◆ **INPUT**:
* Begin *
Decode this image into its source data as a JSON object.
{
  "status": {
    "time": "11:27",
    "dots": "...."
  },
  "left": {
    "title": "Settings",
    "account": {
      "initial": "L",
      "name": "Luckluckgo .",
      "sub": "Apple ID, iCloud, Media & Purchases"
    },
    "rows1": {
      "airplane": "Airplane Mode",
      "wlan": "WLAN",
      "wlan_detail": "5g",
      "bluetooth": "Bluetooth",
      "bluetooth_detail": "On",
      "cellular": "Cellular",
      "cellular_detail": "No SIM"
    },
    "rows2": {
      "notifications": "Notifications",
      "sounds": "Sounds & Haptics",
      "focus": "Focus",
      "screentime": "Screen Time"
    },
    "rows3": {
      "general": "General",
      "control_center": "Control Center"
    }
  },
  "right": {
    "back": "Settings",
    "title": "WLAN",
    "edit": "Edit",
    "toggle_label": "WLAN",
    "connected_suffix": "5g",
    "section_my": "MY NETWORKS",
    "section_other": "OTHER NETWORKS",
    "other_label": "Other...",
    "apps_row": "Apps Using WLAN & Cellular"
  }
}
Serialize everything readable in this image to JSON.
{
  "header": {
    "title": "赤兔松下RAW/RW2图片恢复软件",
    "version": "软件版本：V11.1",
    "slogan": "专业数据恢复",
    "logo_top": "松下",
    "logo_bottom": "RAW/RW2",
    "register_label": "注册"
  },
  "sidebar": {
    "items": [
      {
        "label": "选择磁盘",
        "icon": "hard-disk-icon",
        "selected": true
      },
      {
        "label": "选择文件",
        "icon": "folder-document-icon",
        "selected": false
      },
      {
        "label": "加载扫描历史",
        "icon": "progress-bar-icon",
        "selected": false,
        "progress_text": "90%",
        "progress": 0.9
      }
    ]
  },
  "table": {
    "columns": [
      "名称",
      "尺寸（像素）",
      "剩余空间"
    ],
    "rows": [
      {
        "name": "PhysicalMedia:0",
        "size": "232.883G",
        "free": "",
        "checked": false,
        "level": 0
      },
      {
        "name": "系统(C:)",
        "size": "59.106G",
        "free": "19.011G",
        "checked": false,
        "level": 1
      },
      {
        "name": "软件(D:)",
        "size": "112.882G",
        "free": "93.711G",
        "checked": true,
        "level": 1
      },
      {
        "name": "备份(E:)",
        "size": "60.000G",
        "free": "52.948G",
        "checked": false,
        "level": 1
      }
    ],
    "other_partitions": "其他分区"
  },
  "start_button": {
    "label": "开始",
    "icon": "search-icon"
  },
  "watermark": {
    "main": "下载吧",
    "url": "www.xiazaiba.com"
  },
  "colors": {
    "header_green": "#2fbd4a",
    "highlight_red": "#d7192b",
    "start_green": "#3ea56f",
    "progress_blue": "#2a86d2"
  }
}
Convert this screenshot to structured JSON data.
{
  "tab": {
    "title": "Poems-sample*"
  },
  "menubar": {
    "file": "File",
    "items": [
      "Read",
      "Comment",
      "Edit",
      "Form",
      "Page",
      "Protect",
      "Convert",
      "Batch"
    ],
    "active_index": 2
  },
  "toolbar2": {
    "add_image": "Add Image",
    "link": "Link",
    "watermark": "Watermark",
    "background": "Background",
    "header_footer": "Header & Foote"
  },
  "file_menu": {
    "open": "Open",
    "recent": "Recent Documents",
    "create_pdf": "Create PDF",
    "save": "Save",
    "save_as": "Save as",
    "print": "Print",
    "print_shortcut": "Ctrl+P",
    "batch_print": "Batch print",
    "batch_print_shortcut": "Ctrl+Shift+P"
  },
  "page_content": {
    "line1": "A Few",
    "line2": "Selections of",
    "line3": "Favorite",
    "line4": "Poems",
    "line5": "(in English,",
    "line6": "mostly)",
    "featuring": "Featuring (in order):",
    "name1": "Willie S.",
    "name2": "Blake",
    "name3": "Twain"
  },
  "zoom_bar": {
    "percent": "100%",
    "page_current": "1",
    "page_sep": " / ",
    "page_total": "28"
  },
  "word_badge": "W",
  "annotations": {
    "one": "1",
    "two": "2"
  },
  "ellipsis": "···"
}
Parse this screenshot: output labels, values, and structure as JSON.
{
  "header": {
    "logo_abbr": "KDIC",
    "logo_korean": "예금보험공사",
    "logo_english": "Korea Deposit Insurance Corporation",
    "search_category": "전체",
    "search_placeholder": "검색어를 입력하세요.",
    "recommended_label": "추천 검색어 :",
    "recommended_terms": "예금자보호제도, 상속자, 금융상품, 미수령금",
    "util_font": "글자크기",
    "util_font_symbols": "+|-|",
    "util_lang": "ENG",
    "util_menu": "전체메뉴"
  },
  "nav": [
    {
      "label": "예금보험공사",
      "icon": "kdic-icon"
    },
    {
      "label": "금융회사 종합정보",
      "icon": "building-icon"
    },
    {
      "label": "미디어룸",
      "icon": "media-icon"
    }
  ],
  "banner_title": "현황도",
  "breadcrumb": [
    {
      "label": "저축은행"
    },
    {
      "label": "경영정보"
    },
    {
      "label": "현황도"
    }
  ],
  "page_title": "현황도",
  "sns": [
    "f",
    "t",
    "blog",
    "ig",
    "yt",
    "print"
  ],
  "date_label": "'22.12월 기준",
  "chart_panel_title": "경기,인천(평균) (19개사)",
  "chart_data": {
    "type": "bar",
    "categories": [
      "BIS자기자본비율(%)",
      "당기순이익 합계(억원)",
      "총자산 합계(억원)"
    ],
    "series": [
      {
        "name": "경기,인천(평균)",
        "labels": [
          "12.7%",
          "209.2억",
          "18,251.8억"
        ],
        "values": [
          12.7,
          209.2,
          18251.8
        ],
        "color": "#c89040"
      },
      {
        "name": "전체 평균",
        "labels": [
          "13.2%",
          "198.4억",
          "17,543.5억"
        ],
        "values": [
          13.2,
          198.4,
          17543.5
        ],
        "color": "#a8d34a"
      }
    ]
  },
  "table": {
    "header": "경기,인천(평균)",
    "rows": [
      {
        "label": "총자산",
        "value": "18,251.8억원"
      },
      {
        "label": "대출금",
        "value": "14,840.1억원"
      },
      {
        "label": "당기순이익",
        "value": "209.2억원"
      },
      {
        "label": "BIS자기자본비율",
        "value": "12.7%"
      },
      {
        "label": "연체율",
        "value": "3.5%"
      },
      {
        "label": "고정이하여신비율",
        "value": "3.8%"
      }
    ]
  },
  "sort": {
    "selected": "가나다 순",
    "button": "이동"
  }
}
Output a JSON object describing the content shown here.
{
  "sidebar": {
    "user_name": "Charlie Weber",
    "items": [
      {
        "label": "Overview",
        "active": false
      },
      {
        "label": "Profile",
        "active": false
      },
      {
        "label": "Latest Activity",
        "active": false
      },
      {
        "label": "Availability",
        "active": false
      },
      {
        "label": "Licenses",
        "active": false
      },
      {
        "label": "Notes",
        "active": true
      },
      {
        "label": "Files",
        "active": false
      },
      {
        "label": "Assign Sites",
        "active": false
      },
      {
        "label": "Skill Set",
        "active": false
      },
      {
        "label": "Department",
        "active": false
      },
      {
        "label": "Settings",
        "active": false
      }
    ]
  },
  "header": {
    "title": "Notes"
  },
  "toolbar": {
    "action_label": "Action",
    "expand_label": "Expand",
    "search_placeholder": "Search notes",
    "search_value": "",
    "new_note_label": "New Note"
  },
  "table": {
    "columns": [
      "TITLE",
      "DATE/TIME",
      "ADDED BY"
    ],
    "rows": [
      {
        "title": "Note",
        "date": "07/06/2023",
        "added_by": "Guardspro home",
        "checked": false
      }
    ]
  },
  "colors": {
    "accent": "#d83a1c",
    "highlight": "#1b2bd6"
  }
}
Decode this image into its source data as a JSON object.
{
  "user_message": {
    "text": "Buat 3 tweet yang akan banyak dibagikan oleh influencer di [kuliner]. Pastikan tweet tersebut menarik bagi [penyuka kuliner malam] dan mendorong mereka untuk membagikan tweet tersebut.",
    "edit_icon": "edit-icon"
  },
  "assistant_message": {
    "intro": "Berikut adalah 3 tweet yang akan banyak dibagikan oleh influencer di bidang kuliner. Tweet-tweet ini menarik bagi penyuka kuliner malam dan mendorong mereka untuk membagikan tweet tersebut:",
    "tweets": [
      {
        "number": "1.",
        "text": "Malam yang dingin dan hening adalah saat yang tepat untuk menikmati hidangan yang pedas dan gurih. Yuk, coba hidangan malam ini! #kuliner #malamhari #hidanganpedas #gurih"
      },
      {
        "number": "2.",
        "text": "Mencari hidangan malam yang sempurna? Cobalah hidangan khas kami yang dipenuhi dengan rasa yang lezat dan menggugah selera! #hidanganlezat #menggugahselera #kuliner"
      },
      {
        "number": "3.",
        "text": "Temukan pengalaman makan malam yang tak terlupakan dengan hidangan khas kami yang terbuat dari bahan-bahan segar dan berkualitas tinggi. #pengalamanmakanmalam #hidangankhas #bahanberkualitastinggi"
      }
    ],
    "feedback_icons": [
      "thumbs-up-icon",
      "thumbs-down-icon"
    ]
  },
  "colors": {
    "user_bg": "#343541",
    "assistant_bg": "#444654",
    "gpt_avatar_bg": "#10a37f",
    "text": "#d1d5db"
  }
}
* End *
◆ **TASK GOAL**: Select, from the listing, all lines that include the word "Convert".

◆ **RESPONSE BELOW**:
Convert this screenshot to structured JSON data.
      "Convert",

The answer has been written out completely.